══ DATA FOR THIS EXERCISE

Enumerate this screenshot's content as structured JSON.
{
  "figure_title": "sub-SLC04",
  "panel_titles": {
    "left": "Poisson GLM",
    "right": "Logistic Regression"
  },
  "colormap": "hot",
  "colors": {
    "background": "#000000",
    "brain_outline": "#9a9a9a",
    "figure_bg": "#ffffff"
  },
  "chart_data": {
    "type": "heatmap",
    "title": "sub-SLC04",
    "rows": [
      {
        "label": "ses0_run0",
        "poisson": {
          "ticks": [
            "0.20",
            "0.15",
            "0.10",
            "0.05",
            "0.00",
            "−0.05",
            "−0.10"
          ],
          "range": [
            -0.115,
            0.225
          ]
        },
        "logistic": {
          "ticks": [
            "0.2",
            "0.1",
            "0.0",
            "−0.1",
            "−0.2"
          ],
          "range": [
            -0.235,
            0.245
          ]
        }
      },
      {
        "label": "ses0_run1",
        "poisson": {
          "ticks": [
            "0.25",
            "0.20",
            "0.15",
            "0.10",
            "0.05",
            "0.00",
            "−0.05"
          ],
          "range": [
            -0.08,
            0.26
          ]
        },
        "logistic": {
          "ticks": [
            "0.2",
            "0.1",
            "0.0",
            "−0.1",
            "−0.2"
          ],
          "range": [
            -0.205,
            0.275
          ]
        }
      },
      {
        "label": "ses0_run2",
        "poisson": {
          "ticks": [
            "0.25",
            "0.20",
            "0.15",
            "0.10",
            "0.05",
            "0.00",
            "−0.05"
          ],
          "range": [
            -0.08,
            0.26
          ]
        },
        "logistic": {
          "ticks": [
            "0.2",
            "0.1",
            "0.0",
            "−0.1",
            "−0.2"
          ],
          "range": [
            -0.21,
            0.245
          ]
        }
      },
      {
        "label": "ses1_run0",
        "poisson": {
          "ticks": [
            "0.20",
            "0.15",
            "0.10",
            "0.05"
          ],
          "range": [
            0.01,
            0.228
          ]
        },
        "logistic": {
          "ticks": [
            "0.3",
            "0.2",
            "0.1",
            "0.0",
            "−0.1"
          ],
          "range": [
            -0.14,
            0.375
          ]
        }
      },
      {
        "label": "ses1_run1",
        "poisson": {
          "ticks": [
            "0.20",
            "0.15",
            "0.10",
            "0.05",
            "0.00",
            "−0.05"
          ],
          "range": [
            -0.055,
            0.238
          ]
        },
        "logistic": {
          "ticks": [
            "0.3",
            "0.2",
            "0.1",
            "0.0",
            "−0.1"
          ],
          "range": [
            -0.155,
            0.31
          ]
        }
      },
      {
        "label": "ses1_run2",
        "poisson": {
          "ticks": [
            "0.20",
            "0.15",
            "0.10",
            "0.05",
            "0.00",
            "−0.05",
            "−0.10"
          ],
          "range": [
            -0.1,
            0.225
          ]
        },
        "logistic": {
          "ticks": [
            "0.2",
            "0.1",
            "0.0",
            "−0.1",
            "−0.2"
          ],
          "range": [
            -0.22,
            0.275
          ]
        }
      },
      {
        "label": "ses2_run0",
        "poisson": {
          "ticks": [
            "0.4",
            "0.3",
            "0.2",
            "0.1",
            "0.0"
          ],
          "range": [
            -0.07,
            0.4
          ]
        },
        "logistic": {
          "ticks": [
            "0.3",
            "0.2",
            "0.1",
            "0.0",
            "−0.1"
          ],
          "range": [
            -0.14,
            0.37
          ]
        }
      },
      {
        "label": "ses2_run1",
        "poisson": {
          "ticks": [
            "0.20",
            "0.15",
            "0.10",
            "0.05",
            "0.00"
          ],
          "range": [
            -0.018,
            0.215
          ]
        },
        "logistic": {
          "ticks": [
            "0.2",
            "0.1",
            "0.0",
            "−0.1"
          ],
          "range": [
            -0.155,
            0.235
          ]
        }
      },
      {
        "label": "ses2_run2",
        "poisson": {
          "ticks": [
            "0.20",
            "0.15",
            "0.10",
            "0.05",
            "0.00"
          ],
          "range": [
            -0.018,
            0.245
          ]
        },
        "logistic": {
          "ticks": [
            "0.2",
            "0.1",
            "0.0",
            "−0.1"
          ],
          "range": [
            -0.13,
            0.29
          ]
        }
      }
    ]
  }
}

════

**OBJECTIVE:** Please set down the whole listing above without altering a single line.

**SOLUTION TO THE PROBLEM:**
Enumerate this screenshot's content as structured JSON.
{
  "figure_title": "sub-SLC04",
  "panel_titles": {
    "left": "Poisson GLM",
    "right": "Logistic Regression"
  },
  "colormap": "hot",
  "colors": {
    "background": "#000000",
    "brain_outline": "#9a9a9a",
    "figure_bg": "#ffffff"
  },
  "chart_data": {
    "type": "heatmap",
    "title": "sub-SLC04",
    "rows": [
      {
        "label": "ses0_run0",
        "poisson": {
          "ticks": [
            "0.20",
            "0.15",
            "0.10",
            "0.05",
            "0.00",
            "−0.05",
            "−0.10"
          ],
          "range": [
            -0.115,
            0.225
          ]
        },
        "logistic": {
          "ticks": [
            "0.2",
            "0.1",
            "0.0",
            "−0.1",
            "−0.2"
          ],
          "range": [
            -0.235,
            0.245
          ]
        }
      },
      {
        "label": "ses0_run1",
        "poisson": {
          "ticks": [
            "0.25",
            "0.20",
            "0.15",
            "0.10",
            "0.05",
            "0.00",
            "−0.05"
          ],
          "range": [
            -0.08,
            0.26
          ]
        },
        "logistic": {
          "ticks": [
            "0.2",
            "0.1",
            "0.0",
            "−0.1",
            "−0.2"
          ],
          "range": [
            -0.205,
            0.275
          ]
        }
      },
      {
        "label": "ses0_run2",
        "poisson": {
          "ticks": [
            "0.25",
            "0.20",
            "0.15",
            "0.10",
            "0.05",
            "0.00",
            "−0.05"
          ],
          "range": [
            -0.08,
            0.26
          ]
        },
        "logistic": {
          "ticks": [
            "0.2",
            "0.1",
            "0.0",
            "−0.1",
            "−0.2"
          ],
          "range": [
            -0.21,
            0.245
          ]
        }
      },
      {
        "label": "ses1_run0",
        "poisson": {
          "ticks": [
            "0.20",
            "0.15",
            "0.10",
            "0.05"
          ],
          "range": [
            0.01,
            0.228
          ]
        },
        "logistic": {
          "ticks": [
            "0.3",
            "0.2",
            "0.1",
            "0.0",
            "−0.1"
          ],
          "range": [
            -0.14,
            0.375
          ]
        }
      },
      {
        "label": "ses1_run1",
        "poisson": {
          "ticks": [
            "0.20",
            "0.15",
            "0.10",
            "0.05",
            "0.00",
            "−0.05"
          ],
          "range": [
            -0.055,
            0.238
          ]
        },
        "logistic": {
          "ticks": [
            "0.3",
            "0.2",
            "0.1",
            "0.0",
            "−0.1"
          ],
          "range": [
            -0.155,
            0.31
          ]
        }
      },
      {
        "label": "ses1_run2",
        "poisson": {
          "ticks": [
            "0.20",
            "0.15",
            "0.10",
            "0.05",
            "0.00",
            "−0.05",
            "−0.10"
          ],
          "range": [
            -0.1,
            0.225
          ]
        },
        "logistic": {
          "ticks": [
            "0.2",
            "0.1",
            "0.0",
            "−0.1",
            "−0.2"
          ],
          "range": [
            -0.22,
            0.275
          ]
        }
      },
      {
        "label": "ses2_run0",
        "poisson": {
          "ticks": [
            "0.4",
            "0.3",
            "0.2",
            "0.1",
            "0.0"
          ],
          "range": [
            -0.07,
            0.4
          ]
        },
        "logistic": {
          "ticks": [
            "0.3",
            "0.2",
            "0.1",
            "0.0",
            "−0.1"
          ],
          "range": [
            -0.14,
            0.37
          ]
        }
      },
      {
        "label": "ses2_run1",
        "poisson": {
          "ticks": [
            "0.20",
            "0.15",
            "0.10",
            "0.05",
            "0.00"
          ],
          "range": [
            -0.018,
            0.215
          ]
        },
        "logistic": {
          "ticks": [
            "0.2",
            "0.1",
            "0.0",
            "−0.1"
          ],
          "range": [
            -0.155,
            0.235
          ]
        }
      },
      {
        "label": "ses2_run2",
        "poisson": {
          "ticks": [
            "0.20",
            "0.15",
            "0.10",
            "0.05",
            "0.00"
          ],
          "range": [
            -0.018,
            0.245
          ]
        },
        "logistic": {
          "ticks": [
            "0.2",
            "0.1",
            "0.0",
            "−0.1"
          ],
          "range": [
            -0.13,
            0.29
          ]
        }
      }
    ]
  }
}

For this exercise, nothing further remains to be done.